## DATA SUPPLIED
— Start —

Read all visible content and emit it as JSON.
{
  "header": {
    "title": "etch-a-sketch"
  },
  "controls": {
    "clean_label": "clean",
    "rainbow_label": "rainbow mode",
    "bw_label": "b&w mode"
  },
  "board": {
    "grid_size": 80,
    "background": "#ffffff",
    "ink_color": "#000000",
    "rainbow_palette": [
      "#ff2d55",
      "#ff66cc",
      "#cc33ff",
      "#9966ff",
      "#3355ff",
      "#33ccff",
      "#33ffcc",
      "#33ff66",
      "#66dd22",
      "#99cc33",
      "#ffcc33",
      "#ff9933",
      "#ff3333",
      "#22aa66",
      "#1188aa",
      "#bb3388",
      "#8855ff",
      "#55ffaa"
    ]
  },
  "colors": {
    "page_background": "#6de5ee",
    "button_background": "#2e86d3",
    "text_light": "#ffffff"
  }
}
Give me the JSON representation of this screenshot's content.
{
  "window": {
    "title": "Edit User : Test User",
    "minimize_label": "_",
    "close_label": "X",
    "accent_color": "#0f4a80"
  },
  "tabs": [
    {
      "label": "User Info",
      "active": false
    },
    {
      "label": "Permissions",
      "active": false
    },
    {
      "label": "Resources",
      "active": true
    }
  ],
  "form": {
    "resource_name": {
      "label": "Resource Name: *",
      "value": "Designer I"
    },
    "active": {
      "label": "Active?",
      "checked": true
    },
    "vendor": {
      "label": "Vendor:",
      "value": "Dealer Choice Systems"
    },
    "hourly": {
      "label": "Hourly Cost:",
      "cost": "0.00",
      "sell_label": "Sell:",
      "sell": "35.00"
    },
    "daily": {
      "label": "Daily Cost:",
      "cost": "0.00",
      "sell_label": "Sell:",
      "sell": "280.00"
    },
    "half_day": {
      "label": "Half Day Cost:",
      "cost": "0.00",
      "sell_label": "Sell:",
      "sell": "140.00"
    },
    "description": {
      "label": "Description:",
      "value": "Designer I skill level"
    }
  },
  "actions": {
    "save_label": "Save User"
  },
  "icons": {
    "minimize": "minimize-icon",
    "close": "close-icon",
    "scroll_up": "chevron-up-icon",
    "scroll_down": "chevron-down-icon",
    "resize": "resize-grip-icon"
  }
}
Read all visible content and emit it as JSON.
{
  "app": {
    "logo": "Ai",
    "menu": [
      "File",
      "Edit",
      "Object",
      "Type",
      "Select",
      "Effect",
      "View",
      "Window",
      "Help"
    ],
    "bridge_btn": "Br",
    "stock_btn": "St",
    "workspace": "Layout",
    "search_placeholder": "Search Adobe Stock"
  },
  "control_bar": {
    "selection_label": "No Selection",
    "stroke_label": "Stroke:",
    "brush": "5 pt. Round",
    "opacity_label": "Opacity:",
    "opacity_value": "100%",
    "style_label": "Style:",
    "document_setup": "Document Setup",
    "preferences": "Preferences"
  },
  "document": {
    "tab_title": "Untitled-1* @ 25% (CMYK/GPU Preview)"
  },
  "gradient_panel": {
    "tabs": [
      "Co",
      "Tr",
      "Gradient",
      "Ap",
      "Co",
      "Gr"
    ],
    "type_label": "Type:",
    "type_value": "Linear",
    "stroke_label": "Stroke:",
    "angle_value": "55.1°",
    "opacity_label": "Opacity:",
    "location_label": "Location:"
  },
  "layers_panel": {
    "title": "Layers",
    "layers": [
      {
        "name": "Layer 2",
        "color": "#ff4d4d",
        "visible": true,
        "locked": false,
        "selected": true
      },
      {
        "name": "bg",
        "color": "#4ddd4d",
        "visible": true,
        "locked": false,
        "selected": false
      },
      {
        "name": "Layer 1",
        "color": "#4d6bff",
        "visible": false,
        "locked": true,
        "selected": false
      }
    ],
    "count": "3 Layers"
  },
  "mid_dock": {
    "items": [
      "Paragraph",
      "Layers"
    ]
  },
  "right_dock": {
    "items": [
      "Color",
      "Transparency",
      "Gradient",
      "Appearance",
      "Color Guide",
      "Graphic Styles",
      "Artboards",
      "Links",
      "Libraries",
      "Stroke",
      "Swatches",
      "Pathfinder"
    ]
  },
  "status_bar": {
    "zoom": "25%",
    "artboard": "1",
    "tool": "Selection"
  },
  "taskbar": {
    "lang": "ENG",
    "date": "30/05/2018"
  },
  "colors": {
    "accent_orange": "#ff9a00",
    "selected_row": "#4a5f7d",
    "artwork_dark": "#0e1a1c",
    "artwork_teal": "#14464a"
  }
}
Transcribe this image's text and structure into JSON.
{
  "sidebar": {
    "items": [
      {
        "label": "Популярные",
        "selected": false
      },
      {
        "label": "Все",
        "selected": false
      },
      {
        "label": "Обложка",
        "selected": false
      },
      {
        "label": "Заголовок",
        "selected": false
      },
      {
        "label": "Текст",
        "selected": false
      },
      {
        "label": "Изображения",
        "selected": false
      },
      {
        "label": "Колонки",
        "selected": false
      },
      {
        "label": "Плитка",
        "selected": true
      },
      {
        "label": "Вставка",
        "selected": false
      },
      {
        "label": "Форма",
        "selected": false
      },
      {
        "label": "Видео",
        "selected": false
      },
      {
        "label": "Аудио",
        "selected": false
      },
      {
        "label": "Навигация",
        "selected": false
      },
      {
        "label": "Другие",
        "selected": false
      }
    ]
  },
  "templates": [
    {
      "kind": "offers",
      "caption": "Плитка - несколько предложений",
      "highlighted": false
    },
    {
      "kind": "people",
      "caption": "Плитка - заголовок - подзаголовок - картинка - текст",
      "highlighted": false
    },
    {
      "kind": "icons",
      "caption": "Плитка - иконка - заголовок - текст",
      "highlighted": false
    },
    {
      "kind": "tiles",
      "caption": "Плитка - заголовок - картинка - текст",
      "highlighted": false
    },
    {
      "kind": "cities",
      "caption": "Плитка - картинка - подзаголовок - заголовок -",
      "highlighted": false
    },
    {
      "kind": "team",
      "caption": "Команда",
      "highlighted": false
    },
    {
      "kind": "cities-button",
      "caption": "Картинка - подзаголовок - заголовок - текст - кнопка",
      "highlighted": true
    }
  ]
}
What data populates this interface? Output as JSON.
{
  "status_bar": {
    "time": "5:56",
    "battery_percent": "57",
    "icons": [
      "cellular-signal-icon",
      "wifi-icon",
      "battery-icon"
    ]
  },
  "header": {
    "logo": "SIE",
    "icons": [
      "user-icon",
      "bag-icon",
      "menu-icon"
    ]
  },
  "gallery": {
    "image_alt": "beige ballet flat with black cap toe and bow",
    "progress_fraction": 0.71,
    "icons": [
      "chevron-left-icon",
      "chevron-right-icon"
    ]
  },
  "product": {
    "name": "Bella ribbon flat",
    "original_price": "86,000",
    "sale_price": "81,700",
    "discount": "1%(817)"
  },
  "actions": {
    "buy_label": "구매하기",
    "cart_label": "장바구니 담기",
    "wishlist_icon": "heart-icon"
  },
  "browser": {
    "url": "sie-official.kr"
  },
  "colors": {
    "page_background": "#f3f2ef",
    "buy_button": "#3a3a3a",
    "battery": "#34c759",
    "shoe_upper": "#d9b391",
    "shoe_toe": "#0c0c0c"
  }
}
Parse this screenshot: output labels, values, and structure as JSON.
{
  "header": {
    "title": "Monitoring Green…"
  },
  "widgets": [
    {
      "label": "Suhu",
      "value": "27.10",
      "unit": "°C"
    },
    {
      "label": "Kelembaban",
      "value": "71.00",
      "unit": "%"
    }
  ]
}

— End —

## TASK INSTRUCTIONS
Output exactly the lines between the one containing "Parse this screenshot: output" and the final line above, both inclusive.

## SOLUTION
Parse this screenshot: output labels, values, and structure as JSON.
{
  "header": {
    "title": "Monitoring Green…"
  },
  "widgets": [
    {
      "label": "Suhu",
      "value": "27.10",
      "unit": "°C"
    },
    {
      "label": "Kelembaban",
      "value": "71.00",
      "unit": "%"
    }
  ]
}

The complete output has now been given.